======== Data to use ========
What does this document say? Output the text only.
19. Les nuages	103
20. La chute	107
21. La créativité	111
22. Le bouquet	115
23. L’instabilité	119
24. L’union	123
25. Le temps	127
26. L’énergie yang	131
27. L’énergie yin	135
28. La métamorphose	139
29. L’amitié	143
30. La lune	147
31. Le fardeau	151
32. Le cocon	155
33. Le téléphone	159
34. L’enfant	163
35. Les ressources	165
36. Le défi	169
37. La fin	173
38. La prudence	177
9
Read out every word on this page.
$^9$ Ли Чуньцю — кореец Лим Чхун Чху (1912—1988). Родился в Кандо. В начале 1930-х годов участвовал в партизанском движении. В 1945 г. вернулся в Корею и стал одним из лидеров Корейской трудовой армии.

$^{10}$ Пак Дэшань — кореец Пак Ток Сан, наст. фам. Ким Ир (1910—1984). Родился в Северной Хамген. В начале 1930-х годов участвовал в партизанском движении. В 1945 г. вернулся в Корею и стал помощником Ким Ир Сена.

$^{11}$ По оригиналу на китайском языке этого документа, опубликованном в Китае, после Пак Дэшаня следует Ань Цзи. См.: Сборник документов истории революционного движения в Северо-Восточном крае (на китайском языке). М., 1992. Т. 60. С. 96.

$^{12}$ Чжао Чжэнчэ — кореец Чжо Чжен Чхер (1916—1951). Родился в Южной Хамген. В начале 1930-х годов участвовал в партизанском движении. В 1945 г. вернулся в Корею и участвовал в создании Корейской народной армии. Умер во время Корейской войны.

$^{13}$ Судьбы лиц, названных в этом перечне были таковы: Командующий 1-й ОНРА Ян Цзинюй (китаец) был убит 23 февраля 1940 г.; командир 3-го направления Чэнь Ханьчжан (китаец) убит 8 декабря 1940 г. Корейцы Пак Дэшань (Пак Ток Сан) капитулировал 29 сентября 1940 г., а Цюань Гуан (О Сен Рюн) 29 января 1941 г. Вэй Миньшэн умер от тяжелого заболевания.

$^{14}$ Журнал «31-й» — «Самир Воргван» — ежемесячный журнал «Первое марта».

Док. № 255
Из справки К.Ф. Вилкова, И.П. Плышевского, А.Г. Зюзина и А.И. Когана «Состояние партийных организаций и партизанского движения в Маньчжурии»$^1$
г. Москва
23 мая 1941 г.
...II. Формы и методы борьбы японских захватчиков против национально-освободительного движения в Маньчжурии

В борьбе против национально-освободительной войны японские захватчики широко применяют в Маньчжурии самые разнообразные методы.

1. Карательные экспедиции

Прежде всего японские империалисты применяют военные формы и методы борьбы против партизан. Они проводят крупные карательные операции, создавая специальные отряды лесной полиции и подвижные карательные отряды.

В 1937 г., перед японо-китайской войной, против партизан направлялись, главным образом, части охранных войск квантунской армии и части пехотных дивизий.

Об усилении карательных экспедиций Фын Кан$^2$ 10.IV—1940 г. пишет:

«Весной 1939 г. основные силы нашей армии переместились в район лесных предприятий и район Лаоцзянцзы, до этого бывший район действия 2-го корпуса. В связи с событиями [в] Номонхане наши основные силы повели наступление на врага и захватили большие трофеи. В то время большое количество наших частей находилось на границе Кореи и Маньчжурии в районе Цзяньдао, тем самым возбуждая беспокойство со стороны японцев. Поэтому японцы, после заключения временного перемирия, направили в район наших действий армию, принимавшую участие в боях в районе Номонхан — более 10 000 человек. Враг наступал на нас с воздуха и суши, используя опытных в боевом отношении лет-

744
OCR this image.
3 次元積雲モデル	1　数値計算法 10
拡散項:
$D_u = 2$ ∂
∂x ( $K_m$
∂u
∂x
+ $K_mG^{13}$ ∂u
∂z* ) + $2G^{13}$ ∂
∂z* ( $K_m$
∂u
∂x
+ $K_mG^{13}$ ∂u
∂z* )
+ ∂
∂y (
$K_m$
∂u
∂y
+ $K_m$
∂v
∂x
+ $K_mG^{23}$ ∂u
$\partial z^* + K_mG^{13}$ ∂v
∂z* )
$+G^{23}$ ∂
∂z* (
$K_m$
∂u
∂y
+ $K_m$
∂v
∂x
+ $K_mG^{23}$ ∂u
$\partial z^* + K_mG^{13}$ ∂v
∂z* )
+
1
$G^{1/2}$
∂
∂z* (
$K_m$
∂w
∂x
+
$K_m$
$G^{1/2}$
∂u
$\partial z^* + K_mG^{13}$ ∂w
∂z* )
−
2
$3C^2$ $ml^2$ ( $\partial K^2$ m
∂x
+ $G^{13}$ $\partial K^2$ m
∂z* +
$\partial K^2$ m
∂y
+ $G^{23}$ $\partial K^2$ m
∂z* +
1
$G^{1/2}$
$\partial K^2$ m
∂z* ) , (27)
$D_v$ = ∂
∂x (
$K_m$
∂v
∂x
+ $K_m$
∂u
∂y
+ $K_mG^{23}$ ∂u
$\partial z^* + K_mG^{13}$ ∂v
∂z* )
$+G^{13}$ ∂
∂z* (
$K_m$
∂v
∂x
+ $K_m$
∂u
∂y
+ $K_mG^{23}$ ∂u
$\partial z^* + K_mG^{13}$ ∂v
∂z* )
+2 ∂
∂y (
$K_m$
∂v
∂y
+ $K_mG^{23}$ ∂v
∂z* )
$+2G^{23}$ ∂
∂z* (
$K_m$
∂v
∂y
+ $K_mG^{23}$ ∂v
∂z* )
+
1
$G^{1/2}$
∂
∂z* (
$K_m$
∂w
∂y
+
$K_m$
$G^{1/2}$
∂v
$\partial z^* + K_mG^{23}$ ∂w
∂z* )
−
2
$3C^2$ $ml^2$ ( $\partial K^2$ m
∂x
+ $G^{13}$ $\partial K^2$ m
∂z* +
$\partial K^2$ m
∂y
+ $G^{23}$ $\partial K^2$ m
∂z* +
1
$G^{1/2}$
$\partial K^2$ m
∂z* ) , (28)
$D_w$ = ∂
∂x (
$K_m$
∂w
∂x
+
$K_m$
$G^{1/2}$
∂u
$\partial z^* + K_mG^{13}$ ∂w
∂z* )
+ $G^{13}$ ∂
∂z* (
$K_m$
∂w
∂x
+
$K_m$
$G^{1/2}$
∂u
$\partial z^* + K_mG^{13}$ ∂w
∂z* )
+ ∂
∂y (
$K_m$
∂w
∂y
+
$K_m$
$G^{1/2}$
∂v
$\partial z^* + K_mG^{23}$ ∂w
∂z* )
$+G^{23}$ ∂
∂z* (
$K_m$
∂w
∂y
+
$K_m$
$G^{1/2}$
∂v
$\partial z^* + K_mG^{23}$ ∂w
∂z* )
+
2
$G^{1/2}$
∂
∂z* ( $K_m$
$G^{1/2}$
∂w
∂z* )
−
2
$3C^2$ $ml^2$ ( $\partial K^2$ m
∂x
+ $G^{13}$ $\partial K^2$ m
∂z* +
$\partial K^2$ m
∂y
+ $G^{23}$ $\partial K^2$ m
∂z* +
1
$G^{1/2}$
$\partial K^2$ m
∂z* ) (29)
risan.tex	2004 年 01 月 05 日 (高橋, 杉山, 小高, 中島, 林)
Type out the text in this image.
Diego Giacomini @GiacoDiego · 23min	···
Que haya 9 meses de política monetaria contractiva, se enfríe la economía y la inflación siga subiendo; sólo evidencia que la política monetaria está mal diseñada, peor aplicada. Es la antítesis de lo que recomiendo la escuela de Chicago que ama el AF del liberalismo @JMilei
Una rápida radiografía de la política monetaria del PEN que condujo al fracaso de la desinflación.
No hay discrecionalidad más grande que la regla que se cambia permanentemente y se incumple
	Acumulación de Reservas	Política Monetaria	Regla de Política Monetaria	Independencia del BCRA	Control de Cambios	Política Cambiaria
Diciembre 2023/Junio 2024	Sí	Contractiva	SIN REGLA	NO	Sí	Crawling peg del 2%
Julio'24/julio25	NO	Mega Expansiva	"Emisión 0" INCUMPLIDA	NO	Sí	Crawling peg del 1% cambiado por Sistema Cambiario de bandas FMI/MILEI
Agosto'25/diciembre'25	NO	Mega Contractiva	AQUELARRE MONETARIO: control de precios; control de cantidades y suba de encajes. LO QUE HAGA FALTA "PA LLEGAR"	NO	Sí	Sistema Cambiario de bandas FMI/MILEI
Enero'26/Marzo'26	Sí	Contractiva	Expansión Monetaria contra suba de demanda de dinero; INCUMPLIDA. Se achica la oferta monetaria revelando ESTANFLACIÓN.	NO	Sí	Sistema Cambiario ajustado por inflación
========
Exercise prompt:
Return every line of the preceding records in which the word "кореец" appears.

Answer for this exercise:
$^9$ Ли Чуньцю — кореец Лим Чхун Чху (1912—1988). Родился в Кандо. В начале 1930-х годов участвовал в партизанском движении. В 1945 г. вернулся в Корею и стал одним из лидеров Корейской трудовой армии.
$^{10}$ Пак Дэшань — кореец Пак Ток Сан, наст. фам. Ким Ир (1910—1984). Родился в Северной Хамген. В начале 1930-х годов участвовал в партизанском движении. В 1945 г. вернулся в Корею и стал помощником Ким Ир Сена.
$^{12}$ Чжао Чжэнчэ — кореец Чжо Чжен Чхер (1916—1951). Родился в Южной Хамген. В начале 1930-х годов участвовал в партизанском движении. В 1945 г. вернулся в Корею и участвовал в создании Корейской народной армии. Умер во время Корейской войны.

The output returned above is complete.